== WHAT TO WORK ON ==
Identify and copy all lines of the material where the string "Inductive" is found.

START

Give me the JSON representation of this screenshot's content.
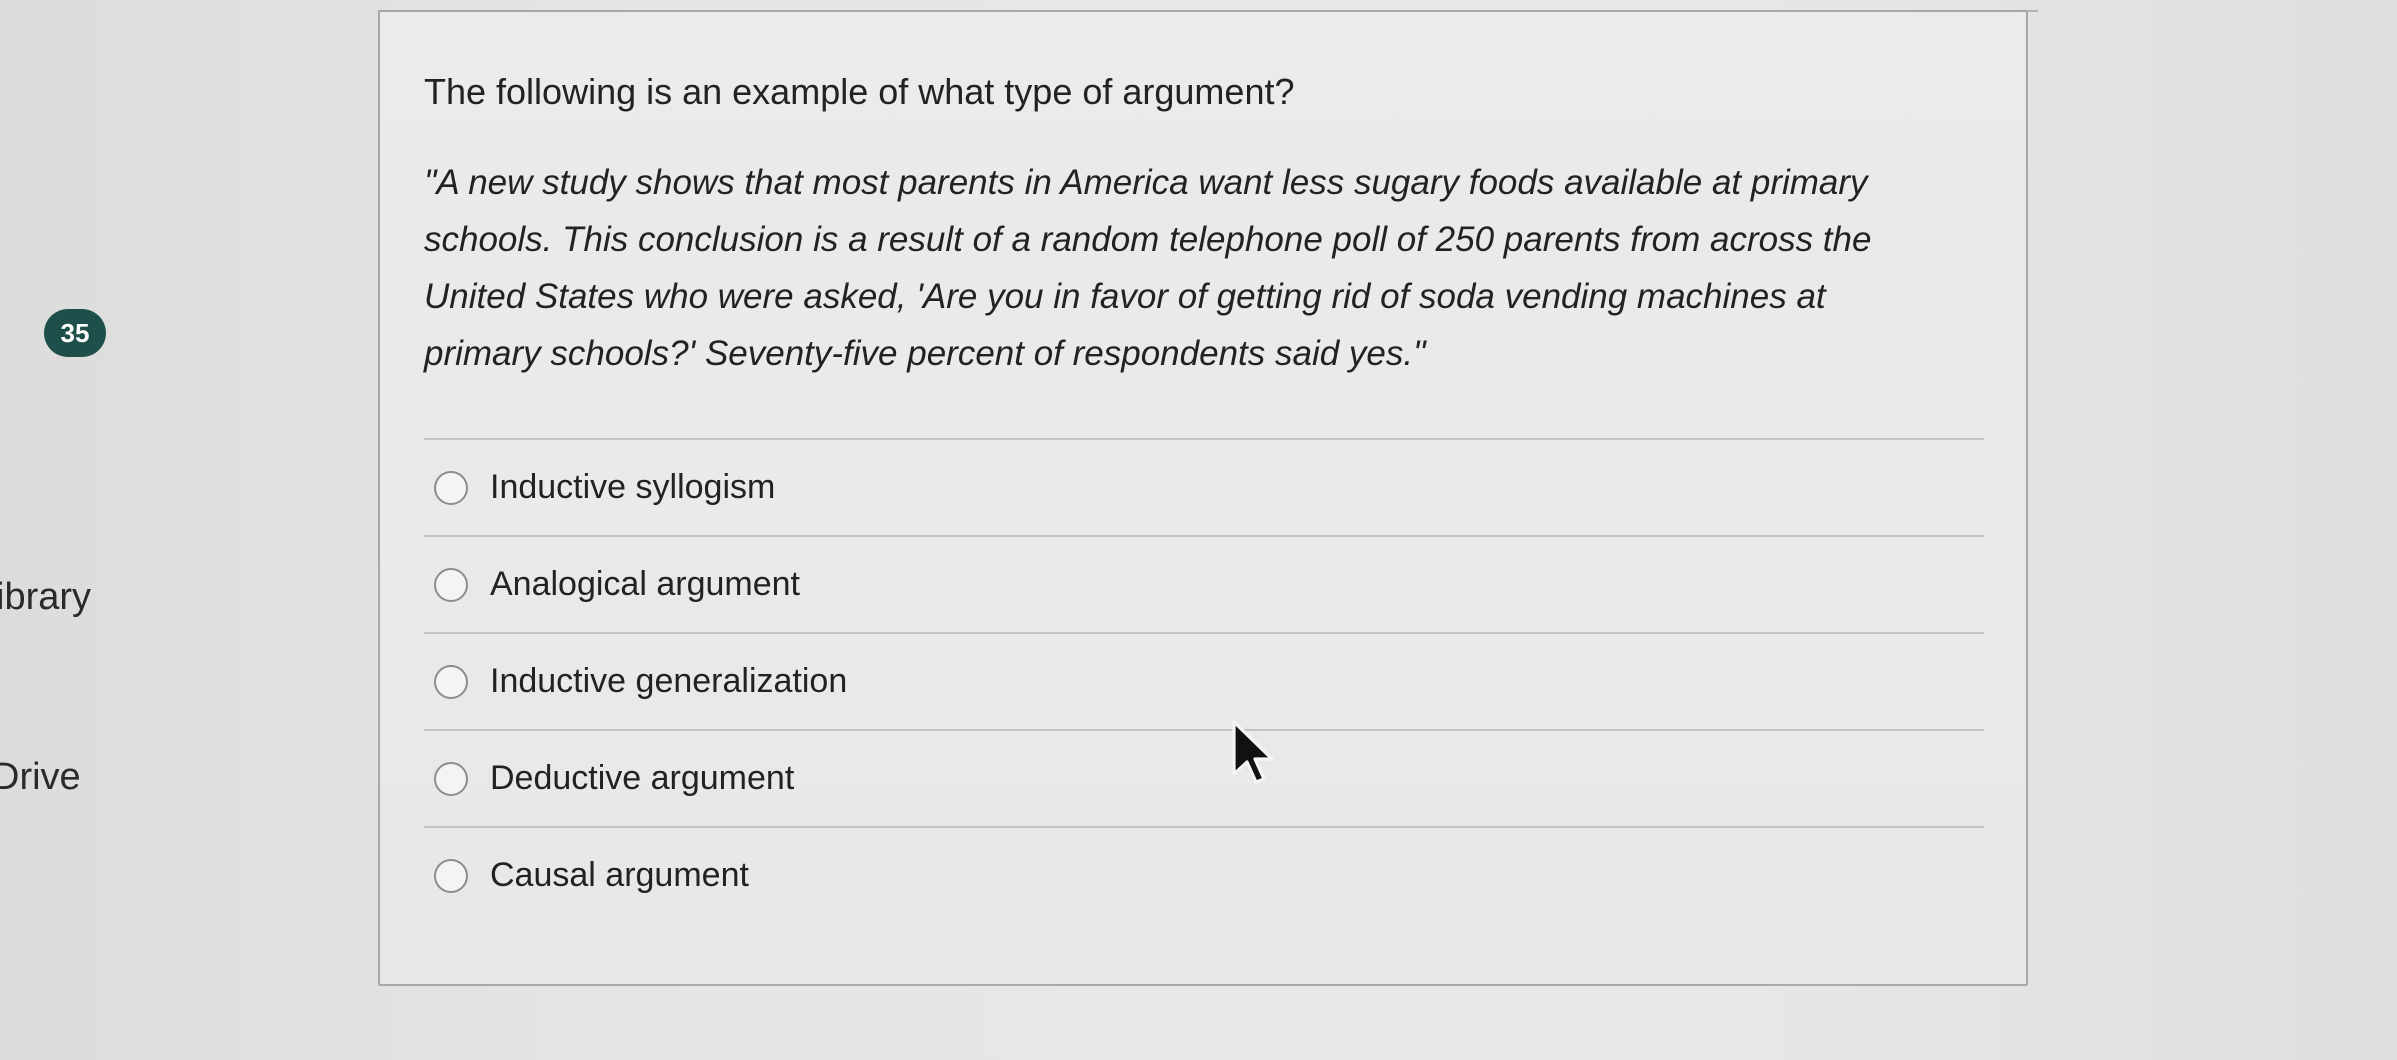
{
  "nav": {
    "question_number": "35",
    "library_label": "ibrary",
    "drive_label": "Drive"
  },
  "question": {
    "prompt": "The following is an example of what type of argument?",
    "passage": "\"A new study shows that most parents in America want less sugary foods available at primary schools. This conclusion is a result of a random telephone poll of 250 parents from across the United States who were asked, 'Are you in favor of getting rid of soda vending machines at primary schools?' Seventy-five percent of respondents said yes.\"",
    "options": [
      {
        "label": "Inductive syllogism"
      },
      {
        "label": "Analogical argument"
      },
      {
        "label": "Inductive generalization"
      },
      {
        "label": "Deductive argument"
      },
      {
        "label": "Causal argument"
      }
    ]
  },
  "colors": {
    "badge": "#1f4f4a",
    "card_border": "#a8a8a8"
  },
  "icons": {
    "cursor": "mouse-pointer-icon",
    "radio": "radio-button-icon"
  }
}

END

== TASK SOLUTION ==
        "label": "Inductive syllogism"
        "label": "Inductive generalization"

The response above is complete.